_EXERCISE_. Everything from the line that contains "What data populates" through the final line of the records should be written out exactly, and nothing outside that span.

_Records about charts and figures_.
BEGIN

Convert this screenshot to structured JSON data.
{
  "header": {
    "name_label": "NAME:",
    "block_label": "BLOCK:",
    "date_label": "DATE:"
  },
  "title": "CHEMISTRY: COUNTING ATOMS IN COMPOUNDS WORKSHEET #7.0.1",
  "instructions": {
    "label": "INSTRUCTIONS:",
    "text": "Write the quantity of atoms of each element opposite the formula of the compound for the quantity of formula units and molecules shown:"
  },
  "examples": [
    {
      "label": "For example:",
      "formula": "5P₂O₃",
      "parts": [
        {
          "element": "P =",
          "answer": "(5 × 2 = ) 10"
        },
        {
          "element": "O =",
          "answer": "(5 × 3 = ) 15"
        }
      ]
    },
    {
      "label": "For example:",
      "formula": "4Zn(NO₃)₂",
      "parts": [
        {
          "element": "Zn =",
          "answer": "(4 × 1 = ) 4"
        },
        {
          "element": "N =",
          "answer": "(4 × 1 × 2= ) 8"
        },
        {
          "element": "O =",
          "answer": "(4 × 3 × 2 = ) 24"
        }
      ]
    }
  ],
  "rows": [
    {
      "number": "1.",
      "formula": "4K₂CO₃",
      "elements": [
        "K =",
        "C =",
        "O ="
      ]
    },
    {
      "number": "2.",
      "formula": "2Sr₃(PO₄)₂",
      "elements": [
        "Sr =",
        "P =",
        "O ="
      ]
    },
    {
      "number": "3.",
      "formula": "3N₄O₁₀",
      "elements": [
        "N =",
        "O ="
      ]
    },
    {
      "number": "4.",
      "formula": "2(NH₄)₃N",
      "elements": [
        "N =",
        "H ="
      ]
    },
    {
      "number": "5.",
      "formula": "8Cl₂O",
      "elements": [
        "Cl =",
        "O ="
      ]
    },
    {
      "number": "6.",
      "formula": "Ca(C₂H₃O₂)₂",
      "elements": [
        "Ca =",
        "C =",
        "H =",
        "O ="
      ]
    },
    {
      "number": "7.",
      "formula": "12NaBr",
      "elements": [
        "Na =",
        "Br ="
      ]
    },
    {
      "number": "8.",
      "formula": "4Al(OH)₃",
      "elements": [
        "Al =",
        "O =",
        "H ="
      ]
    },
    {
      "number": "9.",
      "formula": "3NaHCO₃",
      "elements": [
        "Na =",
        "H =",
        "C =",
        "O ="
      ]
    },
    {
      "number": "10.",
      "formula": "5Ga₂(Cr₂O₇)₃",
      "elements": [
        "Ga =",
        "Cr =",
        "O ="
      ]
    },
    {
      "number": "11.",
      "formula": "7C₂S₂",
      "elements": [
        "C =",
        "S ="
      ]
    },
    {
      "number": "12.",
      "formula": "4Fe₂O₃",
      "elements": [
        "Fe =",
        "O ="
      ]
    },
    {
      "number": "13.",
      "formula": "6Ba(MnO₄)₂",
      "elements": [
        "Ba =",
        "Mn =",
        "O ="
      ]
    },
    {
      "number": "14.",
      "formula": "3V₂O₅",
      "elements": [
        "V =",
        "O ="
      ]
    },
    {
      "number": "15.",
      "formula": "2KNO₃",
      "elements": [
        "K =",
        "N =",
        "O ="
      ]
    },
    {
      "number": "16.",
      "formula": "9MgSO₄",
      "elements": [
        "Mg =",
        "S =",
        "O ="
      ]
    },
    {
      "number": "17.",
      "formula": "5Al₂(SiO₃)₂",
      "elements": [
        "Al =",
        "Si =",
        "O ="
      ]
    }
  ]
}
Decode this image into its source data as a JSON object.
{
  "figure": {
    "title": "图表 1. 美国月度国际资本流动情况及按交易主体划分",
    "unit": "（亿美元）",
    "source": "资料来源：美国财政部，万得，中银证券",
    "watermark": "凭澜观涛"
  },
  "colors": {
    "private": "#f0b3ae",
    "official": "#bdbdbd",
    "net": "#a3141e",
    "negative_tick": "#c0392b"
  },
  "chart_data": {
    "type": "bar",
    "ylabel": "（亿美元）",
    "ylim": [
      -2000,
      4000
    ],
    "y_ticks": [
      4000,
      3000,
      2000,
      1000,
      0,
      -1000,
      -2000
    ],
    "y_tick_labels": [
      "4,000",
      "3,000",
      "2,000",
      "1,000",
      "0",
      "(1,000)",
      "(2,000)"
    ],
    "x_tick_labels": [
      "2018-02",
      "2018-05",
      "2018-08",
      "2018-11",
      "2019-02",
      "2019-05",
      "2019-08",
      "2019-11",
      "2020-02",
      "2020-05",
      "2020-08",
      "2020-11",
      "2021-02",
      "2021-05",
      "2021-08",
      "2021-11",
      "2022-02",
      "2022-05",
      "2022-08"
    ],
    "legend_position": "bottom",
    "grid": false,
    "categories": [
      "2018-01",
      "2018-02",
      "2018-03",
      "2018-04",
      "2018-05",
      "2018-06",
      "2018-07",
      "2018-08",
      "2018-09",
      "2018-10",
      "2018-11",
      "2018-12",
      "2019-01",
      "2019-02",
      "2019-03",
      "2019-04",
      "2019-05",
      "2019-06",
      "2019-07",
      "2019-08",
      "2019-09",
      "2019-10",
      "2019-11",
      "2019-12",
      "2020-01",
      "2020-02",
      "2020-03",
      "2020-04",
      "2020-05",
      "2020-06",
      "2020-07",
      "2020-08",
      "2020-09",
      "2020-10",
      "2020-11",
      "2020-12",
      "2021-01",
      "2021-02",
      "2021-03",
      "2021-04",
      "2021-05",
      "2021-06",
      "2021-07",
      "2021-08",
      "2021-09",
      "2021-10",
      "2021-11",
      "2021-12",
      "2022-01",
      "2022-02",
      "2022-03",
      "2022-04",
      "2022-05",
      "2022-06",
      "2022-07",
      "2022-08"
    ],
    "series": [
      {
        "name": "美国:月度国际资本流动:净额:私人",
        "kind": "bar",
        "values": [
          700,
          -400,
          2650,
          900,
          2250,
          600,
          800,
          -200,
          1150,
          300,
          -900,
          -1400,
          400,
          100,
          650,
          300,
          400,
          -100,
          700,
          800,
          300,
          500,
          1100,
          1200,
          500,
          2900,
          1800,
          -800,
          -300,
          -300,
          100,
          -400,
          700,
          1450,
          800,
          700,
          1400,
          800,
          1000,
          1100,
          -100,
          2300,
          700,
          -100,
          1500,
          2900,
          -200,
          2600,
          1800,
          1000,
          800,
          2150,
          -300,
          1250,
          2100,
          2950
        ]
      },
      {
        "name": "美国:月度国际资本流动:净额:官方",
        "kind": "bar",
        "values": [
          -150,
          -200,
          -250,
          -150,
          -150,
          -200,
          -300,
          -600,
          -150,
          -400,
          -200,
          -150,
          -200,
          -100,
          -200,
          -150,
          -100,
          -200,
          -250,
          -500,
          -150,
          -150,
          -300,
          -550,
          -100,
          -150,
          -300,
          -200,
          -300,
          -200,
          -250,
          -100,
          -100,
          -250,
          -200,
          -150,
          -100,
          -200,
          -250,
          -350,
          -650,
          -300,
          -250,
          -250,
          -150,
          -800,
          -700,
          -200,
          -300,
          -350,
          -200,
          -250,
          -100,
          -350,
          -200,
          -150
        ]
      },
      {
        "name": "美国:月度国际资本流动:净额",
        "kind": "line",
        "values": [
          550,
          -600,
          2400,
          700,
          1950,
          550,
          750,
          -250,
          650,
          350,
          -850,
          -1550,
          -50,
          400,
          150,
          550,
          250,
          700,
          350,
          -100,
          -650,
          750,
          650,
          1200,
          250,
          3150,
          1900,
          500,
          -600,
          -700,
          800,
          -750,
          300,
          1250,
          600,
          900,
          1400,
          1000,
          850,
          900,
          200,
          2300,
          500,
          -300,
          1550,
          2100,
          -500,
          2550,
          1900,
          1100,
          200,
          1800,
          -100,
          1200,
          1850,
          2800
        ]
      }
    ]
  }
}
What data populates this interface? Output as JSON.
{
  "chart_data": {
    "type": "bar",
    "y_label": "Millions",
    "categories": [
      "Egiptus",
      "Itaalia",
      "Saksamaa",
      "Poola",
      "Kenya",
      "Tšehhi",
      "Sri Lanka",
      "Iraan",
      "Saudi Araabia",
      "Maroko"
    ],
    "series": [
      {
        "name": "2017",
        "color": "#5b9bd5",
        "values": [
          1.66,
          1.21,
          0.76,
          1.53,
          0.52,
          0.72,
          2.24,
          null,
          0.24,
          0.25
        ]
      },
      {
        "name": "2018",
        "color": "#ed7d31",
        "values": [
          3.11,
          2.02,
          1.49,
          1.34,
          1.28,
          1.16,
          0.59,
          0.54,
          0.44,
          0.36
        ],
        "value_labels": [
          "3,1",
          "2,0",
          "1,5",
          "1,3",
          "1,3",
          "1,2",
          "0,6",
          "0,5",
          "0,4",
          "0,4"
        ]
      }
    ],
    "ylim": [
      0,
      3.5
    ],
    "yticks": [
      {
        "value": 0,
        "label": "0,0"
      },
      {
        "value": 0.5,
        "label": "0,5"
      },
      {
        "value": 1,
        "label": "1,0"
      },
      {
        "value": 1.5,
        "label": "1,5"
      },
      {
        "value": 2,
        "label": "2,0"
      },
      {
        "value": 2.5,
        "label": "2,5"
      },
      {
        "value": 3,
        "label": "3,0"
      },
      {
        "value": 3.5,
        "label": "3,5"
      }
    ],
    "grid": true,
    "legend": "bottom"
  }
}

END

_REPLY TO THE EXERCISE_.
What data populates this interface? Output as JSON.
{
  "chart_data": {
    "type": "bar",
    "y_label": "Millions",
    "categories": [
      "Egiptus",
      "Itaalia",
      "Saksamaa",
      "Poola",
      "Kenya",
      "Tšehhi",
      "Sri Lanka",
      "Iraan",
      "Saudi Araabia",
      "Maroko"
    ],
    "series": [
      {
        "name": "2017",
        "color": "#5b9bd5",
        "values": [
          1.66,
          1.21,
          0.76,
          1.53,
          0.52,
          0.72,
          2.24,
          null,
          0.24,
          0.25
        ]
      },
      {
        "name": "2018",
        "color": "#ed7d31",
        "values": [
          3.11,
          2.02,
          1.49,
          1.34,
          1.28,
          1.16,
          0.59,
          0.54,
          0.44,
          0.36
        ],
        "value_labels": [
          "3,1",
          "2,0",
          "1,5",
          "1,3",
          "1,3",
          "1,2",
          "0,6",
          "0,5",
          "0,4",
          "0,4"
        ]
      }
    ],
    "ylim": [
      0,
      3.5
    ],
    "yticks": [
      {
        "value": 0,
        "label": "0,0"
      },
      {
        "value": 0.5,
        "label": "0,5"
      },
      {
        "value": 1,
        "label": "1,0"
      },
      {
        "value": 1.5,
        "label": "1,5"
      },
      {
        "value": 2,
        "label": "2,0"
      },
      {
        "value": 2.5,
        "label": "2,5"
      },
      {
        "value": 3,
        "label": "3,0"
      },
      {
        "value": 3.5,
        "label": "3,5"
      }
    ],
    "grid": true,
    "legend": "bottom"
  }
}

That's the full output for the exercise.